Rewrite the part of the records that opens at their start and closes with the line containing "268, 706, 310]", replacing "Cost per annum" with "Annual cost" and leaving everything else unchanged.

___ AVAILABLE DATA

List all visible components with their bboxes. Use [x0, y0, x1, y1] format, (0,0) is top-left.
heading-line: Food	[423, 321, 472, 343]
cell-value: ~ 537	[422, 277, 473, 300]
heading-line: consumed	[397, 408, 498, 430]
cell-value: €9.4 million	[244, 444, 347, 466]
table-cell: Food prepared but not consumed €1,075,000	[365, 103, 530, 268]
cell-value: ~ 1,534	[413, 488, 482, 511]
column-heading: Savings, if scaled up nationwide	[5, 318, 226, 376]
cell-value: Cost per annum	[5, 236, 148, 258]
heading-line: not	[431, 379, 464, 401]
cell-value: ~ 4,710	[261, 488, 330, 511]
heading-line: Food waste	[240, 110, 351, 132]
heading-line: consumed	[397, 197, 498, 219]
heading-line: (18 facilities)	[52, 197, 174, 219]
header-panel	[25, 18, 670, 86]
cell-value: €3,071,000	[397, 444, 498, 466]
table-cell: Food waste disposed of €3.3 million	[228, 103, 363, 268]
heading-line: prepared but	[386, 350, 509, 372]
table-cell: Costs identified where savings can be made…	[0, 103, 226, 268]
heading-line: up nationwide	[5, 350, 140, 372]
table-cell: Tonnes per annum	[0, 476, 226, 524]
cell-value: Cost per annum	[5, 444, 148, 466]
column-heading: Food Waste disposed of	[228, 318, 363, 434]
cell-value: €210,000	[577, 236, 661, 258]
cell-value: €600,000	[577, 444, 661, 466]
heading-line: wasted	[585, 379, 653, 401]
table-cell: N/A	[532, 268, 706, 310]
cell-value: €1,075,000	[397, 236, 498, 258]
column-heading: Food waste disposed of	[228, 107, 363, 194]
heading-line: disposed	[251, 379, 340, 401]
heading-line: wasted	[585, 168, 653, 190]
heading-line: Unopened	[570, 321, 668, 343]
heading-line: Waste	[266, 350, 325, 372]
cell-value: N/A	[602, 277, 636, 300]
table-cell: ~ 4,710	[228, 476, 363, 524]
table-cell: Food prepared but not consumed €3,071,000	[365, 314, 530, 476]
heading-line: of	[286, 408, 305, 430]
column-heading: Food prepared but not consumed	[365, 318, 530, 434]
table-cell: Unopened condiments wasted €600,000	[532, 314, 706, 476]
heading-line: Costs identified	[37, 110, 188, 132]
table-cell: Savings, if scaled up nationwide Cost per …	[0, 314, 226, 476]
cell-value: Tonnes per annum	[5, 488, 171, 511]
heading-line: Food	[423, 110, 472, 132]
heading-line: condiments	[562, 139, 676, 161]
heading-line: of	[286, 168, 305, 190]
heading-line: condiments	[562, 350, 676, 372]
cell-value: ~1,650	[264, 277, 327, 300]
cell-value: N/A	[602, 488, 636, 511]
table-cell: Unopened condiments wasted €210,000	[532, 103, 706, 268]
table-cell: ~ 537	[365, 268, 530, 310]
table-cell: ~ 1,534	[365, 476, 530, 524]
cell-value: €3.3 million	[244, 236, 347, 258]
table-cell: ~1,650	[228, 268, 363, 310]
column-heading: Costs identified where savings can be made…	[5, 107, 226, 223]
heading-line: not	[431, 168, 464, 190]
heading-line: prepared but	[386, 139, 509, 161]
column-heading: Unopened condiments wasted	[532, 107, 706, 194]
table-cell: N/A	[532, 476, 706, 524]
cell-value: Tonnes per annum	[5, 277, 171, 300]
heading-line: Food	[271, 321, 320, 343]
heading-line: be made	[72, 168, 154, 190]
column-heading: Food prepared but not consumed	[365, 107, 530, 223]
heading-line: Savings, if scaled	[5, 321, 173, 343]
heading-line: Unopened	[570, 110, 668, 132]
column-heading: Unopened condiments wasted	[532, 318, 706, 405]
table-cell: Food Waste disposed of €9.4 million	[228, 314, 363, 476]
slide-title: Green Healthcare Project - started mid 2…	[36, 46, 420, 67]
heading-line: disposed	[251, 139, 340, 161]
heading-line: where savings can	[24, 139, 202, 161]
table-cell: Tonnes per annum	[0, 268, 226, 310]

______

» REPLY TO THE TASK
List all visible components with their bboxes. Use [x0, y0, x1, y1] format, (0,0) is top-left.
heading-line: Food	[423, 321, 472, 343]
cell-value: ~ 537	[422, 277, 473, 300]
heading-line: consumed	[397, 408, 498, 430]
cell-value: €9.4 million	[244, 444, 347, 466]
table-cell: Food prepared but not consumed €1,075,000	[365, 103, 530, 268]
cell-value: ~ 1,534	[413, 488, 482, 511]
column-heading: Savings, if scaled up nationwide	[5, 318, 226, 376]
cell-value: Annual cost	[5, 236, 148, 258]
heading-line: not	[431, 379, 464, 401]
cell-value: ~ 4,710	[261, 488, 330, 511]
heading-line: Food waste	[240, 110, 351, 132]
heading-line: consumed	[397, 197, 498, 219]
heading-line: (18 facilities)	[52, 197, 174, 219]
header-panel	[25, 18, 670, 86]
cell-value: €3,071,000	[397, 444, 498, 466]
table-cell: Food waste disposed of €3.3 million	[228, 103, 363, 268]
heading-line: prepared but	[386, 350, 509, 372]
table-cell: Costs identified where savings can be made…	[0, 103, 226, 268]
heading-line: up nationwide	[5, 350, 140, 372]
table-cell: Tonnes per annum	[0, 476, 226, 524]
cell-value: Annual cost	[5, 444, 148, 466]
column-heading: Food Waste disposed of	[228, 318, 363, 434]
cell-value: €210,000	[577, 236, 661, 258]
cell-value: €600,000	[577, 444, 661, 466]
heading-line: wasted	[585, 379, 653, 401]
table-cell: N/A	[532, 268, 706, 310]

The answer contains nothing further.